→ Task inputs
****************

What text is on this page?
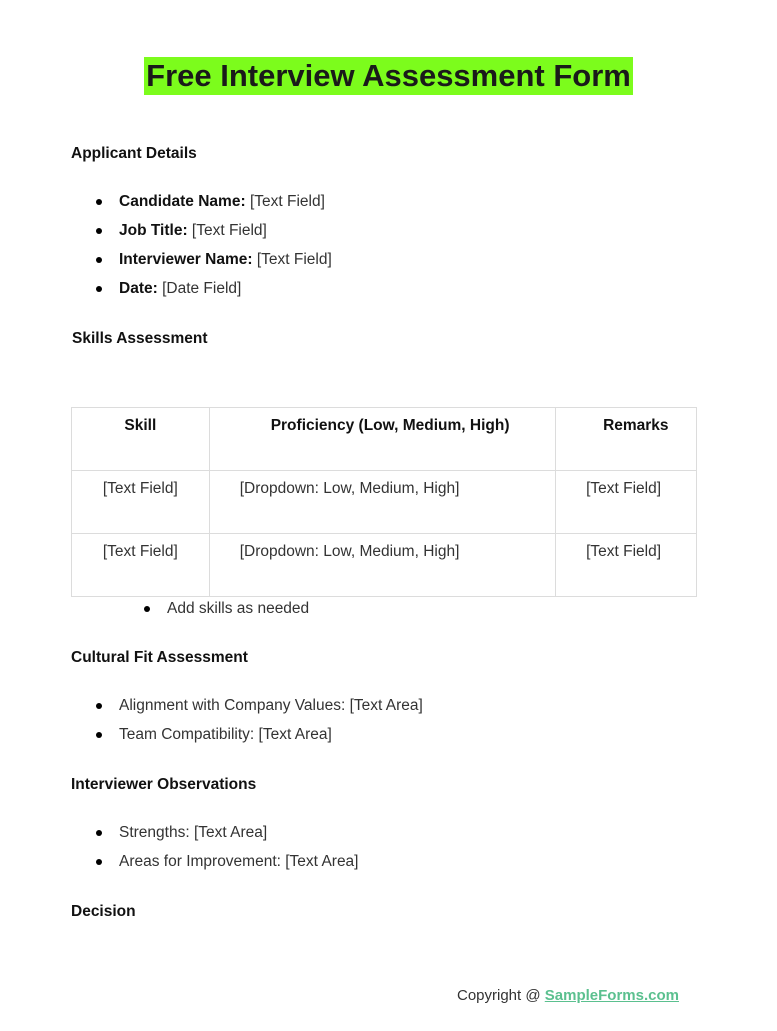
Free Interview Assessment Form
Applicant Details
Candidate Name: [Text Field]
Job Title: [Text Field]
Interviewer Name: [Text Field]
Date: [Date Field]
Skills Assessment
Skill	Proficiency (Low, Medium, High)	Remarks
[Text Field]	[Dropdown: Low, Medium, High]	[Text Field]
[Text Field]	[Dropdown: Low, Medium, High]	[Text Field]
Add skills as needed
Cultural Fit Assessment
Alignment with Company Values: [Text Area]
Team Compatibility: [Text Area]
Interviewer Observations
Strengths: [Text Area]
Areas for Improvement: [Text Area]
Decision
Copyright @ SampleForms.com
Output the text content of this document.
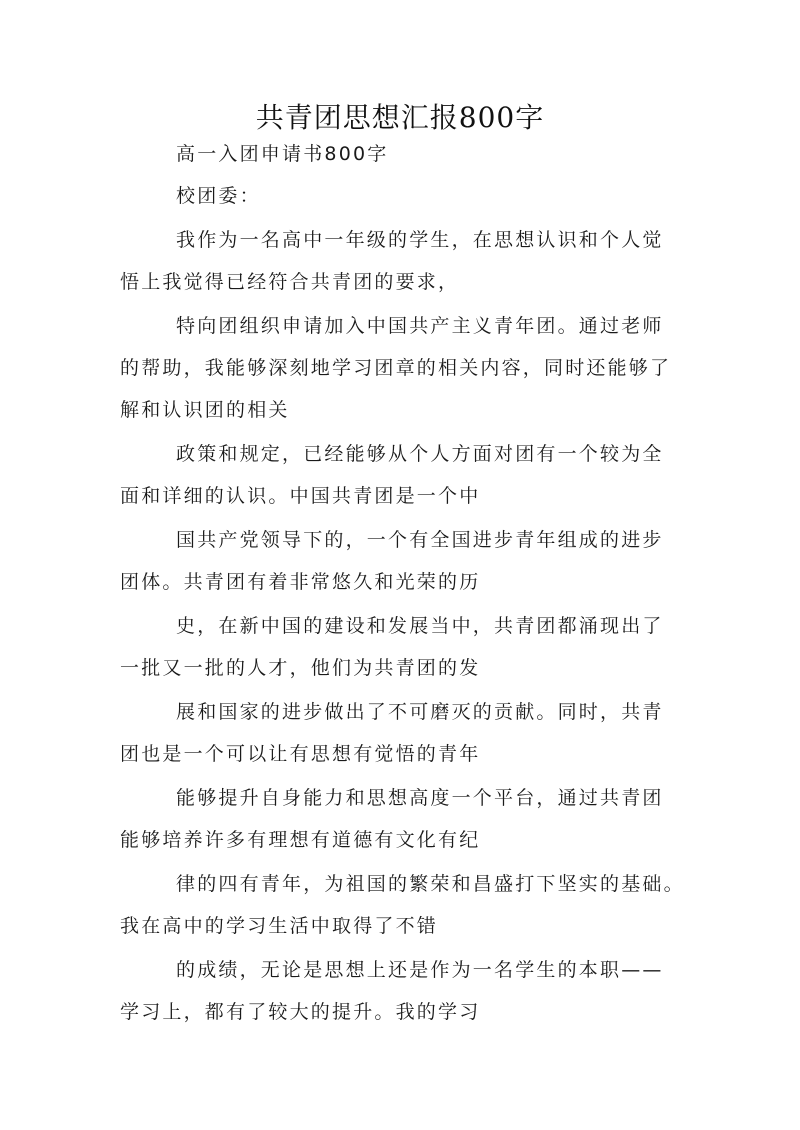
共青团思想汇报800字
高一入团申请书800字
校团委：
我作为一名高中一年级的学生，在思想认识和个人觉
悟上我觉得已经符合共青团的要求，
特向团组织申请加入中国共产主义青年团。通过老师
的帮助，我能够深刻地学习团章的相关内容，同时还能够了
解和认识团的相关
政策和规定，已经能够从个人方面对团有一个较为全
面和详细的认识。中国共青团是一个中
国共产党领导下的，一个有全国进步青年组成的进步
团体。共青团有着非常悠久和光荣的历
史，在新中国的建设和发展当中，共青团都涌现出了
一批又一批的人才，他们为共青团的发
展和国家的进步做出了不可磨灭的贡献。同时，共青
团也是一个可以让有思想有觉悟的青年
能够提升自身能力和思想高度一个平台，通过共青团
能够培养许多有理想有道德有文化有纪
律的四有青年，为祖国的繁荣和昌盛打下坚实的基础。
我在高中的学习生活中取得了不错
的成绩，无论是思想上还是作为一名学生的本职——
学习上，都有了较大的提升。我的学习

****************

→ Task requirements
Search the listing above for the string "Assessment". Copy every line that contains it.

→ Final answer
Free Interview Assessment Form
Skills Assessment
Cultural Fit Assessment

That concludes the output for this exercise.